▶ _What needs to be done_:
Extract the complete Lol Tolhurst interview page below word for word, from its first line through its last.

Search form

Scroll To Top
Interviews

Former Cure Drummer Lol Tolhurst on Memory, Music, and the Abyss

Former Cure Drummer Lol Tolhurst on Memory, Music, and the Abyss

x

Tolhurst chronicles his journey to international stardom and his addiction recovery in his memoir, Cured: The Tale of Two Imaginary Boys.

Lol Tolhurst founded iconic post-punk/goth band The Cure with lead vocalist Robert Smith in Crawley, UK in 1976. After performing as the band's drummer and keyboardist for over a decade, his alcoholism caused him to leave the band. After a quarter of a century of legal battles, divorce, and pain, Tolhurst and his lifelong friends in The Cure made amends and played a series of reunion shows at the Sydney Opera House in 2011.

Chronicling his journey to international stardom, down to the darkest depths of addiction and isolation, and back to inner peace and creative fulfillment, Tolhurst has penned a memoir of his time with Smith in The Cure and on his own, aptly titled Cured: The Tale of Two Imaginary Boys, out now. We chatted with the artist about what it was like reliving such wild, sometimes painful memories, and what it means to be a true artist.

▶ _Material_:
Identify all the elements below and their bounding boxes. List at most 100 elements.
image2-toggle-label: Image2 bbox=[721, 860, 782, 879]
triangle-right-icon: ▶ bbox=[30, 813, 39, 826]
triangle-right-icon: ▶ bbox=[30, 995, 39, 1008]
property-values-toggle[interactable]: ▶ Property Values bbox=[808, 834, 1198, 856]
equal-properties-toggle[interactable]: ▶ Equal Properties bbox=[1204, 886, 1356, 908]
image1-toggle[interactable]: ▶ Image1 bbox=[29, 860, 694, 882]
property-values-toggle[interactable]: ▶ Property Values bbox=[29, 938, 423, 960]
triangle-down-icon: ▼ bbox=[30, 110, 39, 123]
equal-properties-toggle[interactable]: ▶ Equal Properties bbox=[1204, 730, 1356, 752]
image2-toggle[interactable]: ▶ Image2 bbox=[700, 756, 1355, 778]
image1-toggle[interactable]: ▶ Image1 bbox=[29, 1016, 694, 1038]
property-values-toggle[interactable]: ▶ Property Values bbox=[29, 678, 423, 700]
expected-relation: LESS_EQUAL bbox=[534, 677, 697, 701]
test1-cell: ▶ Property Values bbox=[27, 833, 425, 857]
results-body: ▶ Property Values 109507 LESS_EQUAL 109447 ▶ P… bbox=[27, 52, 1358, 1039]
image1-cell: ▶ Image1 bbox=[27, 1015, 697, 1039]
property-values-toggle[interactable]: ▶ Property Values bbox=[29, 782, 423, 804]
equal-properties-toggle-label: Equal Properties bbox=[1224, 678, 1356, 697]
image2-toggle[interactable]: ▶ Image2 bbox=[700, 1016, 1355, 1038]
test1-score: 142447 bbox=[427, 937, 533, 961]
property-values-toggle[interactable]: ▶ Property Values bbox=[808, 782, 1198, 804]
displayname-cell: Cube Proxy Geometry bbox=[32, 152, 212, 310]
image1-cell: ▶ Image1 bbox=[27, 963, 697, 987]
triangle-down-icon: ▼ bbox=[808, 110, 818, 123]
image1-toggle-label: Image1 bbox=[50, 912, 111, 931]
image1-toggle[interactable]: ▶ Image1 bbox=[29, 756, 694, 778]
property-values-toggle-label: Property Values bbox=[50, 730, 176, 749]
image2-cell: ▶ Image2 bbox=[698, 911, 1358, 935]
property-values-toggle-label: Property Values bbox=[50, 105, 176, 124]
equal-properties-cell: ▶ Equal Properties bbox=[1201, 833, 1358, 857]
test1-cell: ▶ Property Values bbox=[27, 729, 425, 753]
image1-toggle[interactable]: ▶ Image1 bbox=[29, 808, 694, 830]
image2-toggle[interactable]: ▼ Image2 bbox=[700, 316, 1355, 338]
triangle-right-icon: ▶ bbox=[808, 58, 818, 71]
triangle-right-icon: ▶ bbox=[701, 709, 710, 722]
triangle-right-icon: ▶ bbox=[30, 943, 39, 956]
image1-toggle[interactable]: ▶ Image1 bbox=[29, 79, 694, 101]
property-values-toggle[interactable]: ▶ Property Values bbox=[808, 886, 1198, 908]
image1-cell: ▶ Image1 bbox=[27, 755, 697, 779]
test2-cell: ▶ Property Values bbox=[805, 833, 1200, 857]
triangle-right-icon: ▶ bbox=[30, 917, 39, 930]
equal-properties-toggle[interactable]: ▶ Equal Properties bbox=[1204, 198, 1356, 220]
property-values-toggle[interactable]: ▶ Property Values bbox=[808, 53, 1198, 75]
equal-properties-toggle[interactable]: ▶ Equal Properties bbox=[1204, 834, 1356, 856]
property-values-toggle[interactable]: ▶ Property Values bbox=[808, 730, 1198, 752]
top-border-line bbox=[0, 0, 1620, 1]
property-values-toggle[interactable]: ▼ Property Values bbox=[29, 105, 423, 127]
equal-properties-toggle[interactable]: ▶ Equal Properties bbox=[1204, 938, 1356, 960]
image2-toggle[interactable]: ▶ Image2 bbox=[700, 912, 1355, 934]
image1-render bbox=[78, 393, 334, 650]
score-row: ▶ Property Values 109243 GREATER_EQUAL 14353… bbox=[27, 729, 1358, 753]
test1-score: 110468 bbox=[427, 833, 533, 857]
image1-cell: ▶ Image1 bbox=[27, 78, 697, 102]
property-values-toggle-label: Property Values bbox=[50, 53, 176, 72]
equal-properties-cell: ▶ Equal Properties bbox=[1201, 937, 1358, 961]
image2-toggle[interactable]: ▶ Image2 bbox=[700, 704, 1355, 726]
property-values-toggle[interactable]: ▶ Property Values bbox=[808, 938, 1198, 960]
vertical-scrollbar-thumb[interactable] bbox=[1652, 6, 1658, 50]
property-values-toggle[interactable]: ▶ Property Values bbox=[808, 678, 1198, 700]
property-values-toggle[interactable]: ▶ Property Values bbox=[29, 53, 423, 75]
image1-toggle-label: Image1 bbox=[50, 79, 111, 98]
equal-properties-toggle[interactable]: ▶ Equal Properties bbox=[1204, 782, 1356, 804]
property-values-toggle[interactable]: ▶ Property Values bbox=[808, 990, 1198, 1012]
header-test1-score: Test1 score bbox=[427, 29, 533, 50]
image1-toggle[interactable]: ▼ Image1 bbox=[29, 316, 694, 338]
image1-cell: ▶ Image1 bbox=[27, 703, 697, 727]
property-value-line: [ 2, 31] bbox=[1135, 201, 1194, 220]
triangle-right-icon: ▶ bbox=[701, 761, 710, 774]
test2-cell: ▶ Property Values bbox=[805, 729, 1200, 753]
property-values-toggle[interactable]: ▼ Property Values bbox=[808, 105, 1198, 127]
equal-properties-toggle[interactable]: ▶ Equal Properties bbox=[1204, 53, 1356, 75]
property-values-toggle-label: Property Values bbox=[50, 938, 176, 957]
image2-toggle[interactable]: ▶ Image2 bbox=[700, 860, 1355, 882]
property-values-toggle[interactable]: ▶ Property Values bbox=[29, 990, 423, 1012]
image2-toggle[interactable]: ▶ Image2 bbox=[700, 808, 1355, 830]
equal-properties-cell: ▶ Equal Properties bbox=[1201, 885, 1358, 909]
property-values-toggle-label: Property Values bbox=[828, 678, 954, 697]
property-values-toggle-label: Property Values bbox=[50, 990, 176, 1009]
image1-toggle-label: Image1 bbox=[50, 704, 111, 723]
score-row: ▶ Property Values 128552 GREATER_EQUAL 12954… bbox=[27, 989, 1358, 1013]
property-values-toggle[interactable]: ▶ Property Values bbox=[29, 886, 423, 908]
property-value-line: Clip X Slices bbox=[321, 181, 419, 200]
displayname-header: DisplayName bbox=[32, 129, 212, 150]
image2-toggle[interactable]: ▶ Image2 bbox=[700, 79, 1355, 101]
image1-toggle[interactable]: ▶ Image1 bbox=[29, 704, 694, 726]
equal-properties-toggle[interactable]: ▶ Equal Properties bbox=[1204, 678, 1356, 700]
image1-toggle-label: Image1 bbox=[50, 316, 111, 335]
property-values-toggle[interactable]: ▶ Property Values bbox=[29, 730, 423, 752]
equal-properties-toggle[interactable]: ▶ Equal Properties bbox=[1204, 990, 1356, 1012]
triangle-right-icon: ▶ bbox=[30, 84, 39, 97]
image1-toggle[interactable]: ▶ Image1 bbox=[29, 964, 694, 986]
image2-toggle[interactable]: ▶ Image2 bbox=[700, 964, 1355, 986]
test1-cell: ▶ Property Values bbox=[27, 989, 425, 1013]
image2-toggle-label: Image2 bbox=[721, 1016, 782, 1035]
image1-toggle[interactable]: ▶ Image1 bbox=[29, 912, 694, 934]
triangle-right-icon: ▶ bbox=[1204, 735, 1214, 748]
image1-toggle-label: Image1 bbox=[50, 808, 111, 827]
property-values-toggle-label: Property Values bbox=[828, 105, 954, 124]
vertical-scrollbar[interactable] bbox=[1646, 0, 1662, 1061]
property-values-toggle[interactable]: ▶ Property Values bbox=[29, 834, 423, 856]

▶ _Solution to this exercise_:
Search form

Scroll To Top
Interviews

Former Cure Drummer Lol Tolhurst on Memory, Music, and the Abyss

Former Cure Drummer Lol Tolhurst on Memory, Music, and the Abyss

x

Tolhurst chronicles his journey to international stardom and his addiction recovery in his memoir, Cured: The Tale of Two Imaginary Boys.

Lol Tolhurst founded iconic post-punk/goth band The Cure with lead vocalist Robert Smith in Crawley, UK in 1976. After performing as the band's drummer and keyboardist for over a decade, his alcoholism caused him to leave the band. After a quarter of a century of legal battles, divorce, and pain, Tolhurst and his lifelong friends in The Cure made amends and played a series of reunion shows at the Sydney Opera House in 2011.

Chronicling his journey to international stardom, down to the darkest depths of addiction and isolation, and back to inner peace and creative fulfillment, Tolhurst has penned a memoir of his time with Smith in The Cure and on his own, aptly titled Cured: The Tale of Two Imaginary Boys, out now. We chatted with the artist about what it was like reliving such wild, sometimes painful memories, and what it means to be a true artist.